Exercise objective – Find all lines in the records that include the word "metrics", and copy them out.

* * * *

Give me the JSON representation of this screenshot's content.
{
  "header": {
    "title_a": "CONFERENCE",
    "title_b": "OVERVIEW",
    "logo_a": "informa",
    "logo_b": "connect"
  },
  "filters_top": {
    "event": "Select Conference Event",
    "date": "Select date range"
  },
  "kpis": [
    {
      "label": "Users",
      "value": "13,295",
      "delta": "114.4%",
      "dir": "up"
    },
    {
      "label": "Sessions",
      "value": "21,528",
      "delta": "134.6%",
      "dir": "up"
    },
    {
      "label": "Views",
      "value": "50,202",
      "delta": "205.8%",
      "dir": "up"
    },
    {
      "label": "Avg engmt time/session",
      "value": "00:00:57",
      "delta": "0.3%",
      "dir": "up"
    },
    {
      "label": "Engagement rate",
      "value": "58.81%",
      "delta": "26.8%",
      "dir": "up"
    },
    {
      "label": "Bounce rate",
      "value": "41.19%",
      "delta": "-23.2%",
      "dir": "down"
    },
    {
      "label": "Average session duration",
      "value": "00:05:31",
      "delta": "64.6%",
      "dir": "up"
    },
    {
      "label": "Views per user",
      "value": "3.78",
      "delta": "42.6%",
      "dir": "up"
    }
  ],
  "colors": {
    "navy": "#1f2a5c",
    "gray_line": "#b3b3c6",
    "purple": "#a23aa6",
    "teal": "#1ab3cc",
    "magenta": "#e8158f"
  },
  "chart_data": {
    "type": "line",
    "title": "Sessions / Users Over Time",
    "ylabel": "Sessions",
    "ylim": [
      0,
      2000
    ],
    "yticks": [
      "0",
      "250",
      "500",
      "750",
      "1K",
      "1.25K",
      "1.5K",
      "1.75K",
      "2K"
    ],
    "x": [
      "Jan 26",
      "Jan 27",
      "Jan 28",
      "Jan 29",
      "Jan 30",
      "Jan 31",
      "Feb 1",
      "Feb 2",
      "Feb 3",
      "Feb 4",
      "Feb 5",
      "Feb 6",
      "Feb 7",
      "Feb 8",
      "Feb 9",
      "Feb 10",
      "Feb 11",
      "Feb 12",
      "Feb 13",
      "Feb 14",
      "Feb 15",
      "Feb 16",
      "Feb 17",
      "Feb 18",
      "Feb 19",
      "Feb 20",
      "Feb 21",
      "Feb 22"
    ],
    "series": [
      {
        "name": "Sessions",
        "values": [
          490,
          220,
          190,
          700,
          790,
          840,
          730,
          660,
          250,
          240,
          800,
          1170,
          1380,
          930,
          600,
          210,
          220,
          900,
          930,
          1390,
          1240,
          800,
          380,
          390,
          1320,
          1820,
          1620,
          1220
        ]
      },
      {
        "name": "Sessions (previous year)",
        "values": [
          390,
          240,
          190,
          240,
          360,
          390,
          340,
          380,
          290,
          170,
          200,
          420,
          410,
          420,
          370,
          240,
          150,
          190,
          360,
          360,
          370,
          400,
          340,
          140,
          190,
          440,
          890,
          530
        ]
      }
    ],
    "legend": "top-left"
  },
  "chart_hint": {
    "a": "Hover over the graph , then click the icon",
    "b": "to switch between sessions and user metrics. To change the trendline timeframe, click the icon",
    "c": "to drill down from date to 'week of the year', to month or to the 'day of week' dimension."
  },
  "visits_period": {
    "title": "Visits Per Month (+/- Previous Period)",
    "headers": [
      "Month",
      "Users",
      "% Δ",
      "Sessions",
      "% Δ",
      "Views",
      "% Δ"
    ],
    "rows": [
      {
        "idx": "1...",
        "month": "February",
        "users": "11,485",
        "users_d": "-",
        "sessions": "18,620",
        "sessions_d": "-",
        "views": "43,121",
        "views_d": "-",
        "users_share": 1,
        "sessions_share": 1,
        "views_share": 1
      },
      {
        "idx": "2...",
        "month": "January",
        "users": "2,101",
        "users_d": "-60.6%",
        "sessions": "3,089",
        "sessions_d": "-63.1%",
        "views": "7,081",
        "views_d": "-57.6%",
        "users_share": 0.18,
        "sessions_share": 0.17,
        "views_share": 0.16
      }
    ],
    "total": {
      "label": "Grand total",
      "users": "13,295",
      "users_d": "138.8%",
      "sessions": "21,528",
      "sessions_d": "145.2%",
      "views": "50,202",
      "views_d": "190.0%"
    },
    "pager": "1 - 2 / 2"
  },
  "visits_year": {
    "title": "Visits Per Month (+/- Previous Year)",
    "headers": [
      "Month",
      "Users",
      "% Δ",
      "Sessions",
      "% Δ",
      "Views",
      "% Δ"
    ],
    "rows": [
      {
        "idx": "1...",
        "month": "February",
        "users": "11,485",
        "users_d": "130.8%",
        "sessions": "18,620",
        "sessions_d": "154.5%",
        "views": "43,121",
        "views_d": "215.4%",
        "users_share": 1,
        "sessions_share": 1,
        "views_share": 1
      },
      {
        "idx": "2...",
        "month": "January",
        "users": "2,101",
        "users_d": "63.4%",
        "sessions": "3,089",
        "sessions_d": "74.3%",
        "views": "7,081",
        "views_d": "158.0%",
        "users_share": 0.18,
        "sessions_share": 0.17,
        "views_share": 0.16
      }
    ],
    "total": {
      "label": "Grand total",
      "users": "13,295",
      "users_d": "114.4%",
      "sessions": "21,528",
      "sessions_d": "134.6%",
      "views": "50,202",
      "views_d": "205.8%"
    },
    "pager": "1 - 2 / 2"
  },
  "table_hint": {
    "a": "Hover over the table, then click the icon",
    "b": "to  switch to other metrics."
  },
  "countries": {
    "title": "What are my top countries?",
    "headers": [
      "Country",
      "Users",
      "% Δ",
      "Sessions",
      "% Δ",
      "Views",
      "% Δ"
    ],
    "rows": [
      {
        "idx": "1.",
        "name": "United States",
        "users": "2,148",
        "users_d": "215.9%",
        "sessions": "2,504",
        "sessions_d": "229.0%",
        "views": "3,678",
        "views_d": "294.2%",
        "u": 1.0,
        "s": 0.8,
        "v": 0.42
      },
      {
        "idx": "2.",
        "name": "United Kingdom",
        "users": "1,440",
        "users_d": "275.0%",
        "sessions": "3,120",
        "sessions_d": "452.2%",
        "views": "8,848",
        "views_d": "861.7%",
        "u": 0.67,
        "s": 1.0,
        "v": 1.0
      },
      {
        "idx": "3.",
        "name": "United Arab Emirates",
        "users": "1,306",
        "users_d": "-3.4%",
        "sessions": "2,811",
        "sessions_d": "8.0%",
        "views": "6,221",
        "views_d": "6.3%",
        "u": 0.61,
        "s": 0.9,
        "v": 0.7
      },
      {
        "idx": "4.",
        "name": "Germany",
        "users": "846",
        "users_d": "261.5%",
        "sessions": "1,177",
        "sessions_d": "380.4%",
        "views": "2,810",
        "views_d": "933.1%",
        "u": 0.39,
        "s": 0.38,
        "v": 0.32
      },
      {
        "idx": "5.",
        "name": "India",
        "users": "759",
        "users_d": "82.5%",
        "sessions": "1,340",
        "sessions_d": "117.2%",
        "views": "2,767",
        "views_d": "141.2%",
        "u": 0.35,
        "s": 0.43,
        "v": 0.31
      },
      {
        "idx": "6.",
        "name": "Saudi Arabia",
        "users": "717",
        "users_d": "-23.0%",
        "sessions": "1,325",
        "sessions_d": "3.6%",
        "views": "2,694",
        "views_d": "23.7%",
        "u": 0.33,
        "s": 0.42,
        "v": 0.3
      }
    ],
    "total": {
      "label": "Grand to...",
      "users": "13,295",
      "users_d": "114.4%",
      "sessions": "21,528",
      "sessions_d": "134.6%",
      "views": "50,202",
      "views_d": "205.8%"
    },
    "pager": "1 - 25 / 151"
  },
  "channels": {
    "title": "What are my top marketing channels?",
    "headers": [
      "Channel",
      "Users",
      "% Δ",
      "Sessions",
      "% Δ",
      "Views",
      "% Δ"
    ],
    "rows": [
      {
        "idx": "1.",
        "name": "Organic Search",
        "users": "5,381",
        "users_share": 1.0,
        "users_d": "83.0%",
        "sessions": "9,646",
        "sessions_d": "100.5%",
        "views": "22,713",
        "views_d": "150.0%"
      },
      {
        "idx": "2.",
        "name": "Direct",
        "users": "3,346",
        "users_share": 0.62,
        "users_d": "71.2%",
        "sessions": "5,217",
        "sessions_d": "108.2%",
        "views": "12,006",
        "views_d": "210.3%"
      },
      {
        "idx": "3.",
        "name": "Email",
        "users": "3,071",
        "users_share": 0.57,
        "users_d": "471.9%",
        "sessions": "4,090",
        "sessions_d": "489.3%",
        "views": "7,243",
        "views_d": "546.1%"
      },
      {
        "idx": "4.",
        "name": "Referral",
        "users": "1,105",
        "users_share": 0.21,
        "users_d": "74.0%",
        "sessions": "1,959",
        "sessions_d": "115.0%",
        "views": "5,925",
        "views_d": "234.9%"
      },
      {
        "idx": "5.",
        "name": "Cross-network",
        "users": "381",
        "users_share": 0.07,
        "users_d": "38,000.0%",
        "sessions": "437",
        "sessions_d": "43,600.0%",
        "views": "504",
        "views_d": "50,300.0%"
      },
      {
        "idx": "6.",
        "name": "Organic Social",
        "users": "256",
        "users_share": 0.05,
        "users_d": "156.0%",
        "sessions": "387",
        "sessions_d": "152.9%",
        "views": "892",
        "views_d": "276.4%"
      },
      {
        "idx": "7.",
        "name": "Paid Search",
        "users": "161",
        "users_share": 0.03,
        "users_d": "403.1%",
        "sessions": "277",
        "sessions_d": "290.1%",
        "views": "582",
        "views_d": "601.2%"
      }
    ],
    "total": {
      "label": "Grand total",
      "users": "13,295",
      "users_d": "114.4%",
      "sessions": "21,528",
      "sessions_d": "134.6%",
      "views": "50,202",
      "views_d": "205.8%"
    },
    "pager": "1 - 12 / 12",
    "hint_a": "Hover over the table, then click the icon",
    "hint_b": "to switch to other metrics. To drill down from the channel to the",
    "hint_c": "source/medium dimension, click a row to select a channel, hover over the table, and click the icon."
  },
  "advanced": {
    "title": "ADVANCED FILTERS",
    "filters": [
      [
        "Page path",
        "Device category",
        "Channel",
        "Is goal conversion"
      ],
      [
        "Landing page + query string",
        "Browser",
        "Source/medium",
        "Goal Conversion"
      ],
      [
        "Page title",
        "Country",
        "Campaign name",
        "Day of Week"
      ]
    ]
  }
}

* * * *

Solved problem –
    "b": "to switch between sessions and user metrics. To change the trendline timeframe, click the icon",
    "b": "to  switch to other metrics."
    "hint_b": "to switch to other metrics. To drill down from the channel to the",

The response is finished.